What you should do →
Retype every entry in its entirety, without alteration.

Data to process →
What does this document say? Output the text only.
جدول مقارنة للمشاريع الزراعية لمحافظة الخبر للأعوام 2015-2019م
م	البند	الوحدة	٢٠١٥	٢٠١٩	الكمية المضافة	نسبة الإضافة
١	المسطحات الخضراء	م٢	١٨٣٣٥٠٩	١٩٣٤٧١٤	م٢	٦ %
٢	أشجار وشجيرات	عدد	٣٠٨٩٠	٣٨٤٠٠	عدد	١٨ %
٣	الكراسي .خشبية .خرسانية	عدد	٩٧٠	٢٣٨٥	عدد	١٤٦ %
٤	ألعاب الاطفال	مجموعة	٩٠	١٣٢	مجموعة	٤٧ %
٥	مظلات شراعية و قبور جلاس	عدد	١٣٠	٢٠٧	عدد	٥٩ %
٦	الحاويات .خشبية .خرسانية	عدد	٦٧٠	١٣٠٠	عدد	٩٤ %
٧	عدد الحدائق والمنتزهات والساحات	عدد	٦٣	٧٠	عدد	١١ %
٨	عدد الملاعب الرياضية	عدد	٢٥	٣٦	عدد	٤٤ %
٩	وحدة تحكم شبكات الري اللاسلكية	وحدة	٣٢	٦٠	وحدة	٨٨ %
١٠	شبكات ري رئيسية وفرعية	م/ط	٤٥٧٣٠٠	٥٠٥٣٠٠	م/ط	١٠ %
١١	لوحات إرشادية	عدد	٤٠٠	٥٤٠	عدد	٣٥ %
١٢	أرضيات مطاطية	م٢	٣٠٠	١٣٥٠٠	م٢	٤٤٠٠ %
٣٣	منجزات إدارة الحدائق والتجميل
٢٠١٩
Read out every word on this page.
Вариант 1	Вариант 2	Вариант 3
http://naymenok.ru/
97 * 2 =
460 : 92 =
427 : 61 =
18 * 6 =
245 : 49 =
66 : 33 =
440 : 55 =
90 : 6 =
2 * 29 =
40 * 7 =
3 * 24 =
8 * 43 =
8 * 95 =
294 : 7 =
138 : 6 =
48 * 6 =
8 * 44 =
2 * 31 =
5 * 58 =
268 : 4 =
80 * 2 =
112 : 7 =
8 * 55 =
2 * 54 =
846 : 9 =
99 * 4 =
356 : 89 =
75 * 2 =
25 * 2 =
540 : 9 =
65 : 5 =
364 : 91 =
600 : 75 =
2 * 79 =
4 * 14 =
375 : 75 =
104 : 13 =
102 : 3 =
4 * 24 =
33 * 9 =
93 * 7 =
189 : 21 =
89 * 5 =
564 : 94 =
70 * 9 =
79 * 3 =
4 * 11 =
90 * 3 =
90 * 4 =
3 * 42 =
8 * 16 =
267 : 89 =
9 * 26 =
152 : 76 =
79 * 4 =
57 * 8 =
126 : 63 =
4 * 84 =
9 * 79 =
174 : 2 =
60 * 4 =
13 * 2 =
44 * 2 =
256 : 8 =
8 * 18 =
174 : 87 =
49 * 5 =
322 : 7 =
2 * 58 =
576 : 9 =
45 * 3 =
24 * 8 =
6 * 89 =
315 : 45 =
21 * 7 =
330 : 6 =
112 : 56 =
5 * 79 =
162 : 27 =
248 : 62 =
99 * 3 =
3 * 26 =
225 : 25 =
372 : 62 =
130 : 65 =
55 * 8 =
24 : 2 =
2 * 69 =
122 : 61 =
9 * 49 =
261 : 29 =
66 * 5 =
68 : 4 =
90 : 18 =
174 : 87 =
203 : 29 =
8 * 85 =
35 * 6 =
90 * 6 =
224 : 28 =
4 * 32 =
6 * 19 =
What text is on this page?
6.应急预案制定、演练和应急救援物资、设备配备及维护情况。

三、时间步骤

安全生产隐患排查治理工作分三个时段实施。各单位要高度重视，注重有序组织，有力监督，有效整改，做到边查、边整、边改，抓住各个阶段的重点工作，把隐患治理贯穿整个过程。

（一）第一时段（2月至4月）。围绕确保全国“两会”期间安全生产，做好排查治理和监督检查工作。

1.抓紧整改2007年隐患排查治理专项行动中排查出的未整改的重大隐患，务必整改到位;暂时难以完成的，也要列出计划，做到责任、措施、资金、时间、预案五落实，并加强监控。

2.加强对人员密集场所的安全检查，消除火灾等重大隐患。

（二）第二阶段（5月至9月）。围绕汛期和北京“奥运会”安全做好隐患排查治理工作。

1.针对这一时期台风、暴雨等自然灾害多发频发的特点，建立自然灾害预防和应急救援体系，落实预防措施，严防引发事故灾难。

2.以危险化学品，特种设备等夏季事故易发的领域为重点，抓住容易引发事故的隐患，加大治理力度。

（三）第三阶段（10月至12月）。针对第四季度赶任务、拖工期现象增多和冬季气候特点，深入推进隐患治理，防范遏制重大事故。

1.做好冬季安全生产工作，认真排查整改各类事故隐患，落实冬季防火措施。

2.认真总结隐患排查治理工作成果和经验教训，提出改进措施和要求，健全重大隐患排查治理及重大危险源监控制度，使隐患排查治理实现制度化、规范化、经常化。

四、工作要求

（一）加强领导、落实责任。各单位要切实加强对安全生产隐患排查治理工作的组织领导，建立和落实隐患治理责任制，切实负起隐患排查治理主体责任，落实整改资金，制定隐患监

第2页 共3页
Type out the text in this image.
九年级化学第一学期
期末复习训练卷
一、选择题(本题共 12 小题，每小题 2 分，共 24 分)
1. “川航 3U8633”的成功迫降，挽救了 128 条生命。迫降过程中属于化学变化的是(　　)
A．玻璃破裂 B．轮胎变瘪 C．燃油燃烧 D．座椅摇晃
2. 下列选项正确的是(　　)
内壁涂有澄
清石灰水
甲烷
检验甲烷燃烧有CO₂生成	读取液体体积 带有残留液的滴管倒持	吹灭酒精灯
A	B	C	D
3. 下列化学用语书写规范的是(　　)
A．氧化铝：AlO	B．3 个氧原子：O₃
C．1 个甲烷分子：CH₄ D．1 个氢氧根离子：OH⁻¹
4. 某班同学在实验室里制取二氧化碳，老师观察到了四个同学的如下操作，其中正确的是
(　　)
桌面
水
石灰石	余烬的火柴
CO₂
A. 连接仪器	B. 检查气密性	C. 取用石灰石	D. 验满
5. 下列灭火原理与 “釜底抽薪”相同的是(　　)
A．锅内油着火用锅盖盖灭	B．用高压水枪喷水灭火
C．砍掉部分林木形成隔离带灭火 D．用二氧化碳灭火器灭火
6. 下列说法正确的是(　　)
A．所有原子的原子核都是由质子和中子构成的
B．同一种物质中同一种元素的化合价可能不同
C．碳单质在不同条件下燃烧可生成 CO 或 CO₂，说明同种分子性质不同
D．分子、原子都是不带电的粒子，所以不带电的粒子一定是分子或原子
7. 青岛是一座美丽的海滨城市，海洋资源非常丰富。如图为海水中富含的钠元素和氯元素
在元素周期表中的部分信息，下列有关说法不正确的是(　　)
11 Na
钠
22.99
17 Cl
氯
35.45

Exercise output →
What does this document say? Output the text only.
جدول مقارنة للمشاريع الزراعية لمحافظة الخبر للأعوام 2015-2019م
م	البند	الوحدة	٢٠١٥	٢٠١٩	الكمية المضافة	نسبة الإضافة
١	المسطحات الخضراء	م٢	١٨٣٣٥٠٩	١٩٣٤٧١٤	م٢	٦ %
٢	أشجار وشجيرات	عدد	٣٠٨٩٠	٣٨٤٠٠	عدد	١٨ %
٣	الكراسي .خشبية .خرسانية	عدد	٩٧٠	٢٣٨٥	عدد	١٤٦ %
٤	ألعاب الاطفال	مجموعة	٩٠	١٣٢	مجموعة	٤٧ %
٥	مظلات شراعية و قبور جلاس	عدد	١٣٠	٢٠٧	عدد	٥٩ %
٦	الحاويات .خشبية .خرسانية	عدد	٦٧٠	١٣٠٠	عدد	٩٤ %
٧	عدد الحدائق والمنتزهات والساحات	عدد	٦٣	٧٠	عدد	١١ %
٨	عدد الملاعب الرياضية	عدد	٢٥	٣٦	عدد	٤٤ %
٩	وحدة تحكم شبكات الري اللاسلكية	وحدة	٣٢	٦٠	وحدة	٨٨ %
١٠	شبكات ري رئيسية وفرعية	م/ط	٤٥٧٣٠٠	٥٠٥٣٠٠	م/ط	١٠ %
١١	لوحات إرشادية	عدد	٤٠٠	٥٤٠	عدد	٣٥ %
١٢	أرضيات مطاطية	م٢	٣٠٠	١٣٥٠٠	م٢	٤٤٠٠ %
٣٣	منجزات إدارة الحدائق والتجميل
٢٠١٩
Read out every word on this page.
Вариант 1	Вариант 2	Вариант 3
http://naymenok.ru/
97 * 2 =
460 : 92 =
427 : 61 =
18 * 6 =
245 : 49 =
66 : 33 =
440 : 55 =
90 : 6 =
2 * 29 =
40 * 7 =
3 * 24 =
8 * 43 =
8 * 95 =
294 : 7 =
138 : 6 =
48 * 6 =
8 * 44 =
2 * 31 =
5 * 58 =
268 : 4 =
80 * 2 =
112 : 7 =
8 * 55 =
2 * 54 =
846 : 9 =
99 * 4 =
356 : 89 =
75 * 2 =
25 * 2 =
540 : 9 =
65 : 5 =
364 : 91 =
600 : 75 =
2 * 79 =
4 * 14 =
375 : 75 =
104 : 13 =
102 : 3 =
4 * 24 =
33 * 9 =
93 * 7 =
189 : 21 =
89 * 5 =
564 : 94 =
70 * 9 =
79 * 3 =
4 * 11 =
90 * 3 =
90 * 4 =
3 * 42 =
8 * 16 =
267 : 89 =
9 * 26 =
152 : 76 =
79 * 4 =
57 * 8 =
126 : 63 =
4 * 84 =
9 * 79 =
174 : 2 =
60 * 4 =
13 * 2 =
44 * 2 =
256 : 8 =
8 * 18 =
174 : 87 =
49 * 5 =
322 : 7 =
2 * 58 =
576 : 9 =
45 * 3 =
24 * 8 =
6 * 89 =
315 : 45 =
21 * 7 =
330 : 6 =
112 : 56 =
5 * 79 =
162 : 27 =
248 : 62 =
99 * 3 =
3 * 26 =
225 : 25 =
372 : 62 =
130 : 65 =
55 * 8 =
24 : 2 =
2 * 69 =
122 : 61 =
9 * 49 =
261 : 29 =
66 * 5 =
68 : 4 =
90 : 18 =
174 : 87 =
203 : 29 =
8 * 85 =
35 * 6 =
90 * 6 =
224 : 28 =
4 * 32 =
6 * 19 =
What text is on this page?
6.应急预案制定、演练和应急救援物资、设备配备及维护情况。

三、时间步骤

安全生产隐患排查治理工作分三个时段实施。各单位要高度重视，注重有序组织，有力监督，有效整改，做到边查、边整、边改，抓住各个阶段的重点工作，把隐患治理贯穿整个过程。

（一）第一时段（2月至4月）。围绕确保全国“两会”期间安全生产，做好排查治理和监督检查工作。

1.抓紧整改2007年隐患排查治理专项行动中排查出的未整改的重大隐患，务必整改到位;暂时难以完成的，也要列出计划，做到责任、措施、资金、时间、预案五落实，并加强监控。

2.加强对人员密集场所的安全检查，消除火灾等重大隐患。

（二）第二阶段（5月至9月）。围绕汛期和北京“奥运会”安全做好隐患排查治理工作。

1.针对这一时期台风、暴雨等自然灾害多发频发的特点，建立自然灾害预防和应急救援体系，落实预防措施，严防引发事故灾难。

2.以危险化学品，特种设备等夏季事故易发的领域为重点，抓住容易引发事故的隐患，加大治理力度。

（三）第三阶段（10月至12月）。针对第四季度赶任务、拖工期现象增多和冬季气候特点，深入推进隐患治理，防范遏制重大事故。

1.做好冬季安全生产工作，认真排查整改各类事故隐患，落实冬季防火措施。

2.认真总结隐患排查治理工作成果和经验教训，提出改进措施和要求，健全重大隐患排查治理及重大危险源监控制度，使隐患排查治理实现制度化、规范化、经常化。

四、工作要求

（一）加强领导、落实责任。各单位要切实加强对安全生产隐患排查治理工作的组织领导，建立和落实隐患治理责任制，切实负起隐患排查治理主体责任，落实整改资金，制定隐患监

第2页 共3页
Type out the text in this image.
九年级化学第一学期
期末复习训练卷
一、选择题(本题共 12 小题，每小题 2 分，共 24 分)
1. “川航 3U8633”的成功迫降，挽救了 128 条生命。迫降过程中属于化学变化的是(　　)
A．玻璃破裂 B．轮胎变瘪 C．燃油燃烧 D．座椅摇晃
2. 下列选项正确的是(　　)
内壁涂有澄
清石灰水
甲烷
检验甲烷燃烧有CO₂生成	读取液体体积 带有残留液的滴管倒持	吹灭酒精灯
A	B	C	D
3. 下列化学用语书写规范的是(　　)
A．氧化铝：AlO	B．3 个氧原子：O₃
C．1 个甲烷分子：CH₄ D．1 个氢氧根离子：OH⁻¹
4. 某班同学在实验室里制取二氧化碳，老师观察到了四个同学的如下操作，其中正确的是
(　　)
桌面
水
石灰石	余烬的火柴
CO₂
A. 连接仪器	B. 检查气密性	C. 取用石灰石	D. 验满
5. 下列灭火原理与 “釜底抽薪”相同的是(　　)
A．锅内油着火用锅盖盖灭	B．用高压水枪喷水灭火
C．砍掉部分林木形成隔离带灭火 D．用二氧化碳灭火器灭火
6. 下列说法正确的是(　　)
A．所有原子的原子核都是由质子和中子构成的
B．同一种物质中同一种元素的化合价可能不同
C．碳单质在不同条件下燃烧可生成 CO 或 CO₂，说明同种分子性质不同
D．分子、原子都是不带电的粒子，所以不带电的粒子一定是分子或原子
7. 青岛是一座美丽的海滨城市，海洋资源非常丰富。如图为海水中富含的钠元素和氯元素
在元素周期表中的部分信息，下列有关说法不正确的是(　　)
11 Na
钠
22.99
17 Cl
氯
35.45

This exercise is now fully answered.